Available records:
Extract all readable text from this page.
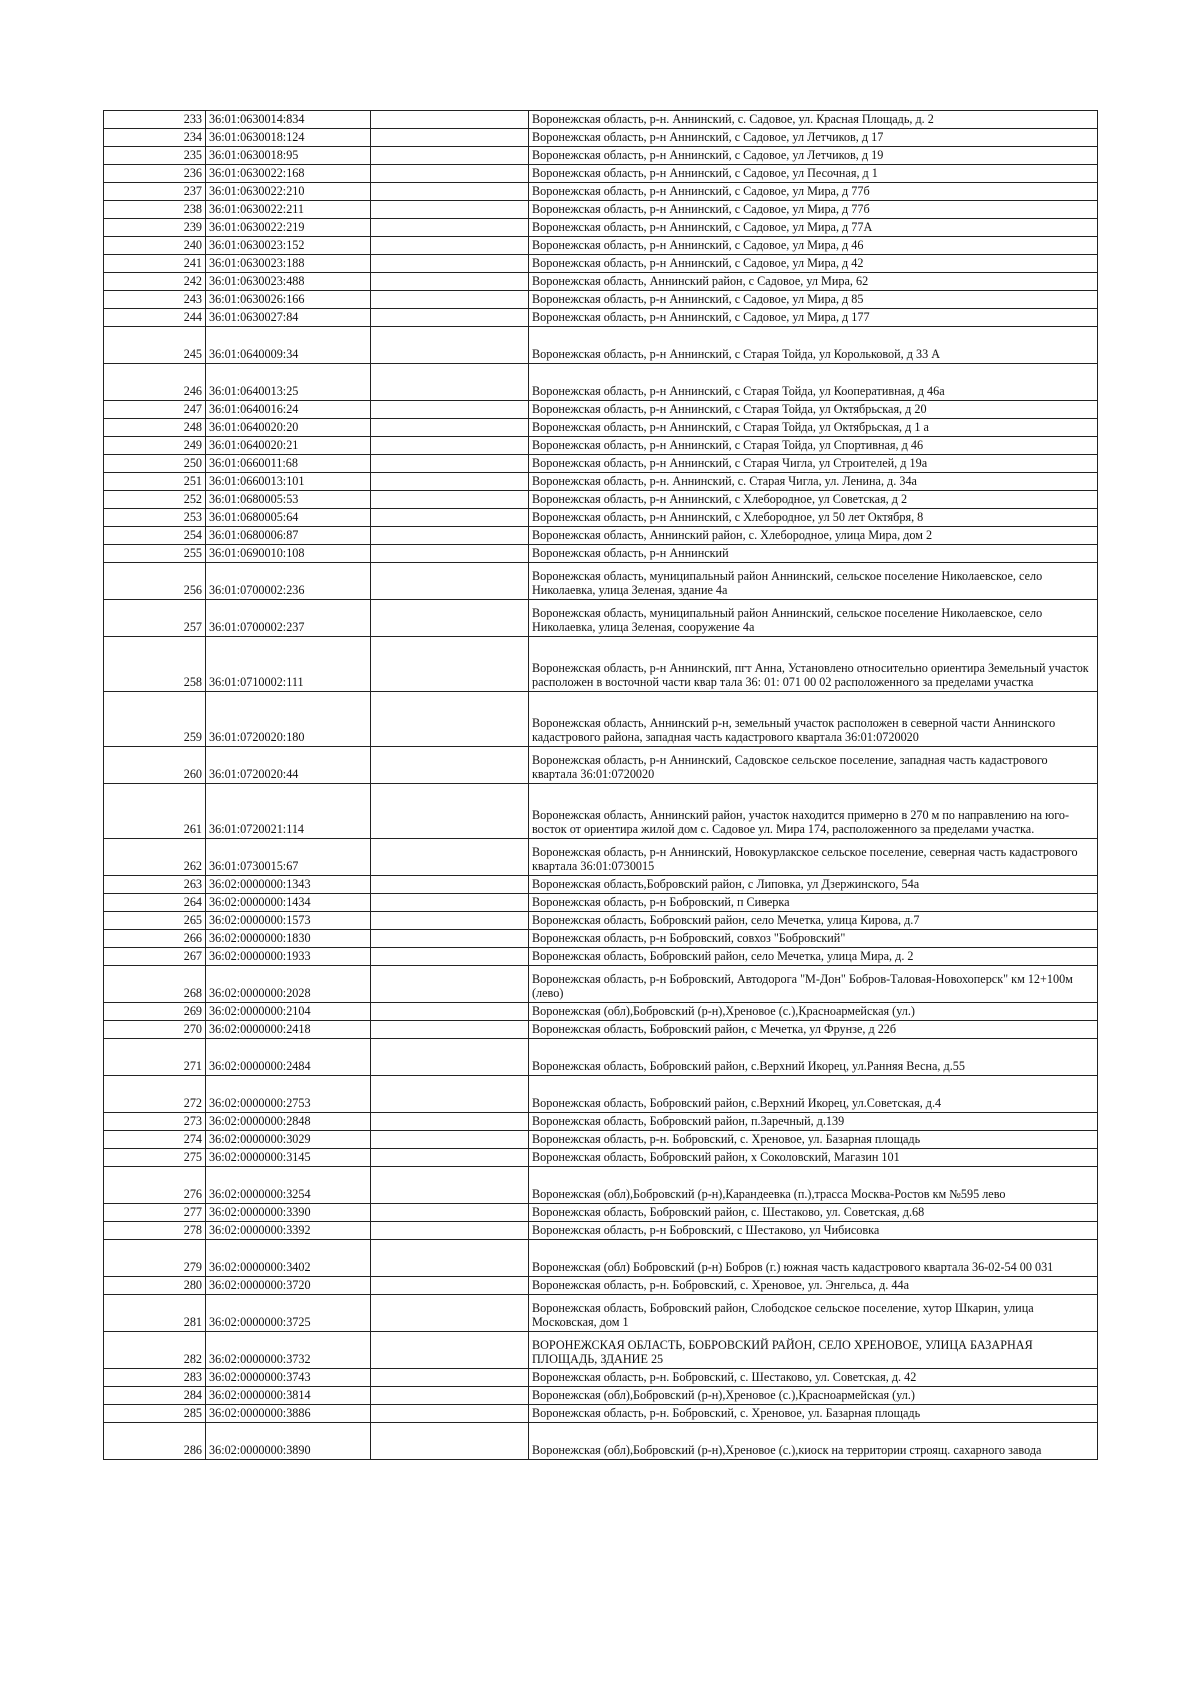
233	36:01:0630014:834		Воронежская область, р-н. Аннинский, с. Садовое, ул. Красная Площадь, д. 2
234	36:01:0630018:124		Воронежская область, р-н Аннинский, с Садовое, ул Летчиков, д 17
235	36:01:0630018:95		Воронежская область, р-н Аннинский, с Садовое, ул Летчиков, д 19
236	36:01:0630022:168		Воронежская область, р-н Аннинский, с Садовое, ул Песочная, д 1
237	36:01:0630022:210		Воронежская область, р-н Аннинский, с Садовое, ул Мира, д 77б
238	36:01:0630022:211		Воронежская область, р-н Аннинский, с Садовое, ул Мира, д 77б
239	36:01:0630022:219		Воронежская область, р-н Аннинский, с Садовое, ул Мира, д 77А
240	36:01:0630023:152		Воронежская область, р-н Аннинский, с Садовое, ул Мира, д 46
241	36:01:0630023:188		Воронежская область, р-н Аннинский, с Садовое, ул Мира, д 42
242	36:01:0630023:488		Воронежская область, Аннинский район, с Садовое, ул Мира, 62
243	36:01:0630026:166		Воронежская область, р-н Аннинский, с Садовое, ул Мира, д 85
244	36:01:0630027:84		Воронежская область, р-н Аннинский, с Садовое, ул Мира, д 177
245	36:01:0640009:34		Воронежская область, р-н Аннинский, с Старая Тойда, ул Корольковой, д 33 А
246	36:01:0640013:25		Воронежская область, р-н Аннинский, с Старая Тойда, ул Кооперативная, д 46а
247	36:01:0640016:24		Воронежская область, р-н Аннинский, с Старая Тойда, ул Октябрьская, д 20
248	36:01:0640020:20		Воронежская область, р-н Аннинский, с Старая Тойда, ул Октябрьская, д 1 а
249	36:01:0640020:21		Воронежская область, р-н Аннинский, с Старая Тойда, ул Спортивная, д 46
250	36:01:0660011:68		Воронежская область, р-н Аннинский, с Старая Чигла, ул Строителей, д 19а
251	36:01:0660013:101		Воронежская область, р-н. Аннинский, с. Старая Чигла, ул. Ленина, д. 34а
252	36:01:0680005:53		Воронежская область, р-н Аннинский, с Хлебородное, ул Советская, д 2
253	36:01:0680005:64		Воронежская область, р-н Аннинский, с Хлебородное, ул 50 лет Октября, 8
254	36:01:0680006:87		Воронежская область, Аннинский район, с. Хлебородное, улица Мира, дом 2
255	36:01:0690010:108		Воронежская область, р-н Аннинский
256	36:01:0700002:236		Воронежская область, муниципальный район Аннинский, сельское поселение Николаевское, село Николаевка, улица Зеленая, здание 4а
257	36:01:0700002:237		Воронежская область, муниципальный район Аннинский, сельское поселение Николаевское, село Николаевка, улица Зеленая, сооружение 4а
258	36:01:0710002:111		Воронежская область, р-н Аннинский, пгт Анна, Установлено относительно ориентира Земельный участок расположен в восточной части квар тала 36: 01: 071 00 02 расположенного за пределами участка
259	36:01:0720020:180		Воронежская область, Аннинский р-н, земельный участок расположен в северной части Аннинского кадастрового района, западная часть кадастрового квартала 36:01:0720020
260	36:01:0720020:44		Воронежская область, р-н Аннинский, Садовское сельское поселение, западная часть кадастрового квартала 36:01:0720020
261	36:01:0720021:114		Воронежская область, Аннинский район, участок находится примерно в 270 м по направлению на юго-восток от ориентира жилой дом с. Садовое ул. Мира 174, расположенного за пределами участка.
262	36:01:0730015:67		Воронежская область, р-н Аннинский, Новокурлакское сельское поселение, северная часть кадастрового квартала 36:01:0730015
263	36:02:0000000:1343		Воронежская область,Бобровский район, с Липовка, ул Дзержинского, 54а
264	36:02:0000000:1434		Воронежская область, р-н Бобровский, п Сиверка
265	36:02:0000000:1573		Воронежская область, Бобровский район, село Мечетка, улица Кирова, д.7
266	36:02:0000000:1830		Воронежская область, р-н Бобровский, совхоз "Бобровский"
267	36:02:0000000:1933		Воронежская область, Бобровский район, село Мечетка, улица Мира, д. 2
268	36:02:0000000:2028		Воронежская область, р-н Бобровский, Автодорога "М-Дон" Бобров-Таловая-Новохоперск" км 12+100м (лево)
269	36:02:0000000:2104		Воронежская (обл),Бобровский (р-н),Хреновое (с.),Красноармейская (ул.)
270	36:02:0000000:2418		Воронежская область, Бобровский район, с Мечетка, ул Фрунзе, д 22б
271	36:02:0000000:2484		Воронежская область, Бобровский район, с.Верхний Икорец, ул.Ранняя Весна, д.55
272	36:02:0000000:2753		Воронежская область, Бобровский район, с.Верхний Икорец, ул.Советская, д.4
273	36:02:0000000:2848		Воронежская область, Бобровский район, п.Заречный, д.139
274	36:02:0000000:3029		Воронежская область, р-н. Бобровский, с. Хреновое, ул. Базарная площадь
275	36:02:0000000:3145		Воронежская область, Бобровский район, х Соколовский, Магазин 101
276	36:02:0000000:3254		Воронежская (обл),Бобровский (р-н),Карандеевка (п.),трасса Москва-Ростов км №595 лево
277	36:02:0000000:3390		Воронежская область, Бобровский район, с. Шестаково, ул. Советская, д.68
278	36:02:0000000:3392		Воронежская область, р-н Бобровский, с Шестаково, ул Чибисовка
279	36:02:0000000:3402		Воронежская (обл) Бобровский (р-н) Бобров (г.) южная часть кадастрового квартала 36-02-54 00 031
280	36:02:0000000:3720		Воронежская область, р-н. Бобровский, с. Хреновое, ул. Энгельса, д. 44а
281	36:02:0000000:3725		Воронежская область, Бобровский район, Слободское сельское поселение, хутор Шкарин, улица Московская, дом 1
282	36:02:0000000:3732		ВОРОНЕЖСКАЯ ОБЛАСТЬ, БОБРОВСКИЙ РАЙОН, СЕЛО ХРЕНОВОЕ, УЛИЦА БАЗАРНАЯ ПЛОЩАДЬ, ЗДАНИЕ 25
283	36:02:0000000:3743		Воронежская область, р-н. Бобровский, с. Шестаково, ул. Советская, д. 42
284	36:02:0000000:3814		Воронежская (обл),Бобровский (р-н),Хреновое (с.),Красноармейская (ул.)
285	36:02:0000000:3886		Воронежская область, р-н. Бобровский, с. Хреновое, ул. Базарная площадь
286	36:02:0000000:3890		Воронежская (обл),Бобровский (р-н),Хреновое (с.),киоск на территории строящ. сахарного завода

The request: Repeat all of the data above word for word, minus the pictures.

Solution:
Extract all readable text from this page.
233	36:01:0630014:834		Воронежская область, р-н. Аннинский, с. Садовое, ул. Красная Площадь, д. 2
234	36:01:0630018:124		Воронежская область, р-н Аннинский, с Садовое, ул Летчиков, д 17
235	36:01:0630018:95		Воронежская область, р-н Аннинский, с Садовое, ул Летчиков, д 19
236	36:01:0630022:168		Воронежская область, р-н Аннинский, с Садовое, ул Песочная, д 1
237	36:01:0630022:210		Воронежская область, р-н Аннинский, с Садовое, ул Мира, д 77б
238	36:01:0630022:211		Воронежская область, р-н Аннинский, с Садовое, ул Мира, д 77б
239	36:01:0630022:219		Воронежская область, р-н Аннинский, с Садовое, ул Мира, д 77А
240	36:01:0630023:152		Воронежская область, р-н Аннинский, с Садовое, ул Мира, д 46
241	36:01:0630023:188		Воронежская область, р-н Аннинский, с Садовое, ул Мира, д 42
242	36:01:0630023:488		Воронежская область, Аннинский район, с Садовое, ул Мира, 62
243	36:01:0630026:166		Воронежская область, р-н Аннинский, с Садовое, ул Мира, д 85
244	36:01:0630027:84		Воронежская область, р-н Аннинский, с Садовое, ул Мира, д 177
245	36:01:0640009:34		Воронежская область, р-н Аннинский, с Старая Тойда, ул Корольковой, д 33 А
246	36:01:0640013:25		Воронежская область, р-н Аннинский, с Старая Тойда, ул Кооперативная, д 46а
247	36:01:0640016:24		Воронежская область, р-н Аннинский, с Старая Тойда, ул Октябрьская, д 20
248	36:01:0640020:20		Воронежская область, р-н Аннинский, с Старая Тойда, ул Октябрьская, д 1 а
249	36:01:0640020:21		Воронежская область, р-н Аннинский, с Старая Тойда, ул Спортивная, д 46
250	36:01:0660011:68		Воронежская область, р-н Аннинский, с Старая Чигла, ул Строителей, д 19а
251	36:01:0660013:101		Воронежская область, р-н. Аннинский, с. Старая Чигла, ул. Ленина, д. 34а
252	36:01:0680005:53		Воронежская область, р-н Аннинский, с Хлебородное, ул Советская, д 2
253	36:01:0680005:64		Воронежская область, р-н Аннинский, с Хлебородное, ул 50 лет Октября, 8
254	36:01:0680006:87		Воронежская область, Аннинский район, с. Хлебородное, улица Мира, дом 2
255	36:01:0690010:108		Воронежская область, р-н Аннинский
256	36:01:0700002:236		Воронежская область, муниципальный район Аннинский, сельское поселение Николаевское, село Николаевка, улица Зеленая, здание 4а
257	36:01:0700002:237		Воронежская область, муниципальный район Аннинский, сельское поселение Николаевское, село Николаевка, улица Зеленая, сооружение 4а
258	36:01:0710002:111		Воронежская область, р-н Аннинский, пгт Анна, Установлено относительно ориентира Земельный участок расположен в восточной части квар тала 36: 01: 071 00 02 расположенного за пределами участка
259	36:01:0720020:180		Воронежская область, Аннинский р-н, земельный участок расположен в северной части Аннинского кадастрового района, западная часть кадастрового квартала 36:01:0720020
260	36:01:0720020:44		Воронежская область, р-н Аннинский, Садовское сельское поселение, западная часть кадастрового квартала 36:01:0720020
261	36:01:0720021:114		Воронежская область, Аннинский район, участок находится примерно в 270 м по направлению на юго-восток от ориентира жилой дом с. Садовое ул. Мира 174, расположенного за пределами участка.
262	36:01:0730015:67		Воронежская область, р-н Аннинский, Новокурлакское сельское поселение, северная часть кадастрового квартала 36:01:0730015
263	36:02:0000000:1343		Воронежская область,Бобровский район, с Липовка, ул Дзержинского, 54а
264	36:02:0000000:1434		Воронежская область, р-н Бобровский, п Сиверка
265	36:02:0000000:1573		Воронежская область, Бобровский район, село Мечетка, улица Кирова, д.7
266	36:02:0000000:1830		Воронежская область, р-н Бобровский, совхоз "Бобровский"
267	36:02:0000000:1933		Воронежская область, Бобровский район, село Мечетка, улица Мира, д. 2
268	36:02:0000000:2028		Воронежская область, р-н Бобровский, Автодорога "М-Дон" Бобров-Таловая-Новохоперск" км 12+100м (лево)
269	36:02:0000000:2104		Воронежская (обл),Бобровский (р-н),Хреновое (с.),Красноармейская (ул.)
270	36:02:0000000:2418		Воронежская область, Бобровский район, с Мечетка, ул Фрунзе, д 22б
271	36:02:0000000:2484		Воронежская область, Бобровский район, с.Верхний Икорец, ул.Ранняя Весна, д.55
272	36:02:0000000:2753		Воронежская область, Бобровский район, с.Верхний Икорец, ул.Советская, д.4
273	36:02:0000000:2848		Воронежская область, Бобровский район, п.Заречный, д.139
274	36:02:0000000:3029		Воронежская область, р-н. Бобровский, с. Хреновое, ул. Базарная площадь
275	36:02:0000000:3145		Воронежская область, Бобровский район, х Соколовский, Магазин 101
276	36:02:0000000:3254		Воронежская (обл),Бобровский (р-н),Карандеевка (п.),трасса Москва-Ростов км №595 лево
277	36:02:0000000:3390		Воронежская область, Бобровский район, с. Шестаково, ул. Советская, д.68
278	36:02:0000000:3392		Воронежская область, р-н Бобровский, с Шестаково, ул Чибисовка
279	36:02:0000000:3402		Воронежская (обл) Бобровский (р-н) Бобров (г.) южная часть кадастрового квартала 36-02-54 00 031
280	36:02:0000000:3720		Воронежская область, р-н. Бобровский, с. Хреновое, ул. Энгельса, д. 44а
281	36:02:0000000:3725		Воронежская область, Бобровский район, Слободское сельское поселение, хутор Шкарин, улица Московская, дом 1
282	36:02:0000000:3732		ВОРОНЕЖСКАЯ ОБЛАСТЬ, БОБРОВСКИЙ РАЙОН, СЕЛО ХРЕНОВОЕ, УЛИЦА БАЗАРНАЯ ПЛОЩАДЬ, ЗДАНИЕ 25
283	36:02:0000000:3743		Воронежская область, р-н. Бобровский, с. Шестаково, ул. Советская, д. 42
284	36:02:0000000:3814		Воронежская (обл),Бобровский (р-н),Хреновое (с.),Красноармейская (ул.)
285	36:02:0000000:3886		Воронежская область, р-н. Бобровский, с. Хреновое, ул. Базарная площадь
286	36:02:0000000:3890		Воронежская (обл),Бобровский (р-н),Хреновое (с.),киоск на территории строящ. сахарного завода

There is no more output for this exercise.